— START PROVIDED DATA —
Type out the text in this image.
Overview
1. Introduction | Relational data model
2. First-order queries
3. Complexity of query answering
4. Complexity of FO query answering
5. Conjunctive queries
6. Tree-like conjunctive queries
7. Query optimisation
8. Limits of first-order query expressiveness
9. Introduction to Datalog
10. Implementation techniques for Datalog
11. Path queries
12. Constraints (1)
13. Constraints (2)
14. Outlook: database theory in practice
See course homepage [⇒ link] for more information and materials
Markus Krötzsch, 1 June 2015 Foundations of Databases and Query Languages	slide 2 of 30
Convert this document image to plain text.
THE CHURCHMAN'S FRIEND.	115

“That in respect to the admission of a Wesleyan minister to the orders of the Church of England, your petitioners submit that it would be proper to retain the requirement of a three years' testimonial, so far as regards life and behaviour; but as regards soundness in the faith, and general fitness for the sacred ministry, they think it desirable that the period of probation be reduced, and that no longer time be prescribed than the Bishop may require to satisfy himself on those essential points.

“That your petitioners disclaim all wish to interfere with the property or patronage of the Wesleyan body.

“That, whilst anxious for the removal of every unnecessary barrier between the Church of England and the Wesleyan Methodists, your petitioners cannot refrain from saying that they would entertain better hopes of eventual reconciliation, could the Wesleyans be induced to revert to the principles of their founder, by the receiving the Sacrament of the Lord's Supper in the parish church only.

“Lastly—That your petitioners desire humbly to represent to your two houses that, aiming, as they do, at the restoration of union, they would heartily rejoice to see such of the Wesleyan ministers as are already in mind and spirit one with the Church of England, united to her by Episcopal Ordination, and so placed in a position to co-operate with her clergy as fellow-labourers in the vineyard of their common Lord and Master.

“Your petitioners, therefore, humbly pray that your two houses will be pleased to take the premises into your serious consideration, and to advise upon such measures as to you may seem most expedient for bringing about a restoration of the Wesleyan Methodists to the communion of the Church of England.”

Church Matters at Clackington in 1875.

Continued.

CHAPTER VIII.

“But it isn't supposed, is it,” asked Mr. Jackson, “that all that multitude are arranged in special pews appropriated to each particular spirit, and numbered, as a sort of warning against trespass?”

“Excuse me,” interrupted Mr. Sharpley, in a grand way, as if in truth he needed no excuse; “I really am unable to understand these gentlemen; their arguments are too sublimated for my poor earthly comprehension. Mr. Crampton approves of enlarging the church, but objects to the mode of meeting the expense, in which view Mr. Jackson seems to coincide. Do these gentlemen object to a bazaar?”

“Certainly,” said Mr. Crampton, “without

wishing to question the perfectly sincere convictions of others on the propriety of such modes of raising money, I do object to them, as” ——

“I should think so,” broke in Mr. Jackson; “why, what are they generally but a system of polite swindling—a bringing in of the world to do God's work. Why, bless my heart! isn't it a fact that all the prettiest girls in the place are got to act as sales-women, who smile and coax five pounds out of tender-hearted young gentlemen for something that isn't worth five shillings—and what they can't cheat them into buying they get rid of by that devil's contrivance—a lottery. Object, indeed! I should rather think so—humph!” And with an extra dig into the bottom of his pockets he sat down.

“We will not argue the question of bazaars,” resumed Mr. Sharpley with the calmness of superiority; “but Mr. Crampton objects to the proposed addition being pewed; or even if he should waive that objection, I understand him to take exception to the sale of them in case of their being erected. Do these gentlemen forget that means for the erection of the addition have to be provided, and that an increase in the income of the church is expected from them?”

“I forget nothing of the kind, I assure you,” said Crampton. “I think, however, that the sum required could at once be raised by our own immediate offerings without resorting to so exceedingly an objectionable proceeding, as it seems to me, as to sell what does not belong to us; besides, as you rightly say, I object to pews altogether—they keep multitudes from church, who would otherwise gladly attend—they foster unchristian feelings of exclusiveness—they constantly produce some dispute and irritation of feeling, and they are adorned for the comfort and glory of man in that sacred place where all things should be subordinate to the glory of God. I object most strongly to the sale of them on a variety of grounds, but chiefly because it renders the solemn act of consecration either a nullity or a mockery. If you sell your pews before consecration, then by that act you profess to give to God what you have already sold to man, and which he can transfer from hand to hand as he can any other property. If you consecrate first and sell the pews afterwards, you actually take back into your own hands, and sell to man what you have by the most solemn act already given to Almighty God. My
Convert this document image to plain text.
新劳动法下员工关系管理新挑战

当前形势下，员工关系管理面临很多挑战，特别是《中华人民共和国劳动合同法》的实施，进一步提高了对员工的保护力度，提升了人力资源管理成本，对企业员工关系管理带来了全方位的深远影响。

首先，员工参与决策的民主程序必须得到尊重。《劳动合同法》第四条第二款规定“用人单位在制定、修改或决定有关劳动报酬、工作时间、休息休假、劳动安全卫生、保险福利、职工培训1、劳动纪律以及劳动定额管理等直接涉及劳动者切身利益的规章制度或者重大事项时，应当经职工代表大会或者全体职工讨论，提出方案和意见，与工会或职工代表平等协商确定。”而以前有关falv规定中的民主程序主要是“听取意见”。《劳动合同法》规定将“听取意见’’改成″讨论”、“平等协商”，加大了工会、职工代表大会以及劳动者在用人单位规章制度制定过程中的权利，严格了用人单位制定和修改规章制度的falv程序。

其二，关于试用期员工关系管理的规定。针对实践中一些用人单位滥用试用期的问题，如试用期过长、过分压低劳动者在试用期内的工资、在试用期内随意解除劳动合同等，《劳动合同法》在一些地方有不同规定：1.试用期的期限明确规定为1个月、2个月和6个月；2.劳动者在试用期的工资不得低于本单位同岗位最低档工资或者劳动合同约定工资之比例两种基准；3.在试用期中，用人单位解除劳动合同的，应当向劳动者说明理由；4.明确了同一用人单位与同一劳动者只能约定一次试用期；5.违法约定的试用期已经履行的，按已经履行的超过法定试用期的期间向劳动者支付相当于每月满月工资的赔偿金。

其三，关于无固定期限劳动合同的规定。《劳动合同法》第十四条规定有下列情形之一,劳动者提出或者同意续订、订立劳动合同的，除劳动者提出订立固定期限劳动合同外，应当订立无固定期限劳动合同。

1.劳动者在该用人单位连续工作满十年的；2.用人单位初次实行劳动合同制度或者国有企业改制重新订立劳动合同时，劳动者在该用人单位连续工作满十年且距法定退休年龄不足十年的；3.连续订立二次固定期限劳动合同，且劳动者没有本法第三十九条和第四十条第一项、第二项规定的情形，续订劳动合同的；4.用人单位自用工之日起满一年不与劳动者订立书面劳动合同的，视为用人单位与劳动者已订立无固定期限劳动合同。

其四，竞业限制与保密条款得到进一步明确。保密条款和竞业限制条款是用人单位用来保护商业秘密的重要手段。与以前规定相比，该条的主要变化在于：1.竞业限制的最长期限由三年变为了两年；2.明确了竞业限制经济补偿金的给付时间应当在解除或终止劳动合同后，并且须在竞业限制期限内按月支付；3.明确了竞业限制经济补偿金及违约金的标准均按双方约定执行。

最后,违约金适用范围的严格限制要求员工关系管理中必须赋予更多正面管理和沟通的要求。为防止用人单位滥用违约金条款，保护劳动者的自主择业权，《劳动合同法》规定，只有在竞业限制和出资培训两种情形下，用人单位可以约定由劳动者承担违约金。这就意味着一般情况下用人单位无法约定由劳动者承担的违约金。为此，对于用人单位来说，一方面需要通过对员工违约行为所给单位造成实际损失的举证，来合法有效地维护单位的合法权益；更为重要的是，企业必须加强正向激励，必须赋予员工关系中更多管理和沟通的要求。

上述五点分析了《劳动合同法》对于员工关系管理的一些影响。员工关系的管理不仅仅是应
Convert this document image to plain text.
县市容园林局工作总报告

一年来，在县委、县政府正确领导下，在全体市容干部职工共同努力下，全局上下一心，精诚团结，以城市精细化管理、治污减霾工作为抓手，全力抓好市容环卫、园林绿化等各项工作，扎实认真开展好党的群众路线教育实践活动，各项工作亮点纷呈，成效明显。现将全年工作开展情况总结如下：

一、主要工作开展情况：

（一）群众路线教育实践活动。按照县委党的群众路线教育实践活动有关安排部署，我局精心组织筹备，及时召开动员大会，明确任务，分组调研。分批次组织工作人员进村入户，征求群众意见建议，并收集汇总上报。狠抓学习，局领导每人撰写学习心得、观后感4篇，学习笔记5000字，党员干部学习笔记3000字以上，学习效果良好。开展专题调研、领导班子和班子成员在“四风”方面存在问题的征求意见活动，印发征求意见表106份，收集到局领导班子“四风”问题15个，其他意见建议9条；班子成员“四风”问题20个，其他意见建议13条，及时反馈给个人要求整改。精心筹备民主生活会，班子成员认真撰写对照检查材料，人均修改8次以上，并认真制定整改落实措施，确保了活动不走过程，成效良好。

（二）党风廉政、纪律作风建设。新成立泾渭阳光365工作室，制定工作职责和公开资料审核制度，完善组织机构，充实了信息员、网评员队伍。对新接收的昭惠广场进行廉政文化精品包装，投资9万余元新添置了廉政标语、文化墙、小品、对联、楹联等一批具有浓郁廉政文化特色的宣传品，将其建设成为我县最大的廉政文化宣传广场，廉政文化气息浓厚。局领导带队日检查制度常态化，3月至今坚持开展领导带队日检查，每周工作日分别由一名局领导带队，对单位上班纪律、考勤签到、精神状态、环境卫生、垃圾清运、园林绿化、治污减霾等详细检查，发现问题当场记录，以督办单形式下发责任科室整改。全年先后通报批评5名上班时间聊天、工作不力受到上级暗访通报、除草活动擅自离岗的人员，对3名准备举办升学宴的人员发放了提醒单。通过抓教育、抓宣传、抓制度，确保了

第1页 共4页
— END PROVIDED DATA —
** WORK TO BE COMPLETED **
Report every line containing the word "spirit" from the listing above.

** PROBLEM SOLUTION **
“Lastly—That your petitioners desire humbly to represent to your two houses that, aiming, as they do, at the restoration of union, they would heartily rejoice to see such of the Wesleyan ministers as are already in mind and spirit one with the Church of England, united to her by Episcopal Ordination, and so placed in a position to co-operate with her clergy as fellow-labourers in the vineyard of their common Lord and Master.
“But it isn't supposed, is it,” asked Mr. Jackson, “that all that multitude are arranged in special pews appropriated to each particular spirit, and numbered, as a sort of warning against trespass?”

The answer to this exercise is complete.